▶ Short task:
Reproduce the records below in full and without edits, omitting images.

▶ The records:

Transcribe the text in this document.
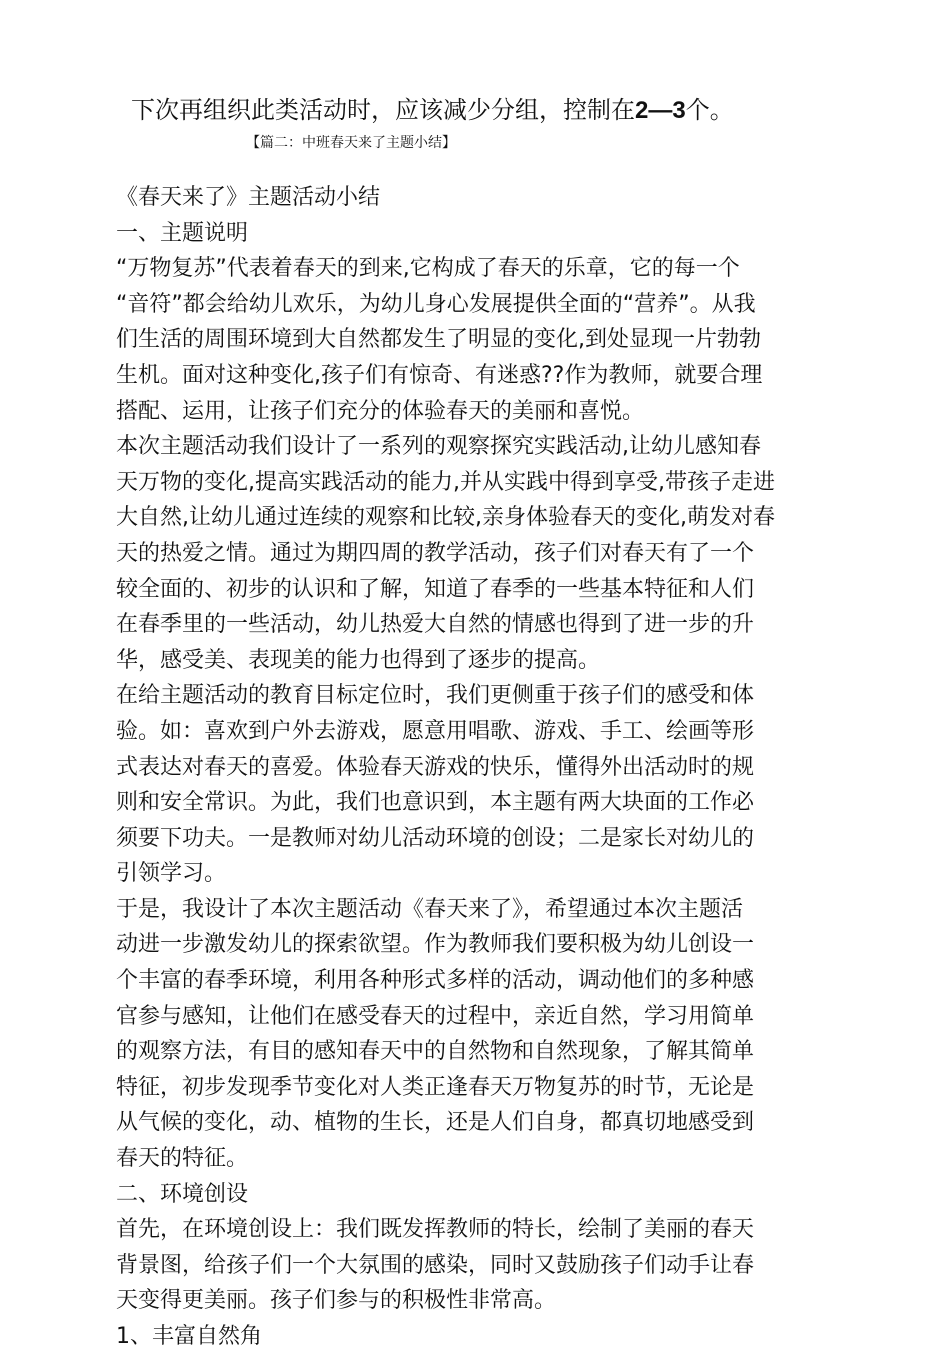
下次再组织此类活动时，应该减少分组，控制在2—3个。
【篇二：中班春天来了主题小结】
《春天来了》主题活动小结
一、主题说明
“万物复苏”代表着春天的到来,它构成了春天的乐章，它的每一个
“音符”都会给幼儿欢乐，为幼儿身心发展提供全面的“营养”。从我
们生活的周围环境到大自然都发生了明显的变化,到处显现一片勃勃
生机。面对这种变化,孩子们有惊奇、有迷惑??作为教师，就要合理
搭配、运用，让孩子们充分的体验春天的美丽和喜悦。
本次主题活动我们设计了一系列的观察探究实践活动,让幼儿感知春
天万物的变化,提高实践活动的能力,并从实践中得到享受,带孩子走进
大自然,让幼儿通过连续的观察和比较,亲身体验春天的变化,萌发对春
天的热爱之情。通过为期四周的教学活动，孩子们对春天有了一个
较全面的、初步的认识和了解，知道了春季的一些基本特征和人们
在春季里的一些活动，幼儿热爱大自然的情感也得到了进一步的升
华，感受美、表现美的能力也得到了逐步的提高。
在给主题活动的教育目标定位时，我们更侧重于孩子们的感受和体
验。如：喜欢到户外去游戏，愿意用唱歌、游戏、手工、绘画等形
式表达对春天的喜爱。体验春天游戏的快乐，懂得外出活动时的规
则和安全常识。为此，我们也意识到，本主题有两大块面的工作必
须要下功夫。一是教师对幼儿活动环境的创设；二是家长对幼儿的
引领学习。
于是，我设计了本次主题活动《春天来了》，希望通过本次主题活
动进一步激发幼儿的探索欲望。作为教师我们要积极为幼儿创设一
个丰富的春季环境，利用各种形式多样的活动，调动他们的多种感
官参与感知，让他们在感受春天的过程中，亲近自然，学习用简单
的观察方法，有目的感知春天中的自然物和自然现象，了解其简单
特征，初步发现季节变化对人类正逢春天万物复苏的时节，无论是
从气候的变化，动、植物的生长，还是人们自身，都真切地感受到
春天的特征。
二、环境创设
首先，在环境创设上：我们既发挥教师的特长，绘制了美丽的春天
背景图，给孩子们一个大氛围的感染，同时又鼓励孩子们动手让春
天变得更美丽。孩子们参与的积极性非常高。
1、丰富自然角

▶ Result:
Transcribe the text in this document.
下次再组织此类活动时，应该减少分组，控制在2—3个。
【篇二：中班春天来了主题小结】
《春天来了》主题活动小结
一、主题说明
“万物复苏”代表着春天的到来,它构成了春天的乐章，它的每一个
“音符”都会给幼儿欢乐，为幼儿身心发展提供全面的“营养”。从我
们生活的周围环境到大自然都发生了明显的变化,到处显现一片勃勃
生机。面对这种变化,孩子们有惊奇、有迷惑??作为教师，就要合理
搭配、运用，让孩子们充分的体验春天的美丽和喜悦。
本次主题活动我们设计了一系列的观察探究实践活动,让幼儿感知春
天万物的变化,提高实践活动的能力,并从实践中得到享受,带孩子走进
大自然,让幼儿通过连续的观察和比较,亲身体验春天的变化,萌发对春
天的热爱之情。通过为期四周的教学活动，孩子们对春天有了一个
较全面的、初步的认识和了解，知道了春季的一些基本特征和人们
在春季里的一些活动，幼儿热爱大自然的情感也得到了进一步的升
华，感受美、表现美的能力也得到了逐步的提高。
在给主题活动的教育目标定位时，我们更侧重于孩子们的感受和体
验。如：喜欢到户外去游戏，愿意用唱歌、游戏、手工、绘画等形
式表达对春天的喜爱。体验春天游戏的快乐，懂得外出活动时的规
则和安全常识。为此，我们也意识到，本主题有两大块面的工作必
须要下功夫。一是教师对幼儿活动环境的创设；二是家长对幼儿的
引领学习。
于是，我设计了本次主题活动《春天来了》，希望通过本次主题活
动进一步激发幼儿的探索欲望。作为教师我们要积极为幼儿创设一
个丰富的春季环境，利用各种形式多样的活动，调动他们的多种感
官参与感知，让他们在感受春天的过程中，亲近自然，学习用简单
的观察方法，有目的感知春天中的自然物和自然现象，了解其简单
特征，初步发现季节变化对人类正逢春天万物复苏的时节，无论是
从气候的变化，动、植物的生长，还是人们自身，都真切地感受到
春天的特征。
二、环境创设
首先，在环境创设上：我们既发挥教师的特长，绘制了美丽的春天
背景图，给孩子们一个大氛围的感染，同时又鼓励孩子们动手让春
天变得更美丽。孩子们参与的积极性非常高。
1、丰富自然角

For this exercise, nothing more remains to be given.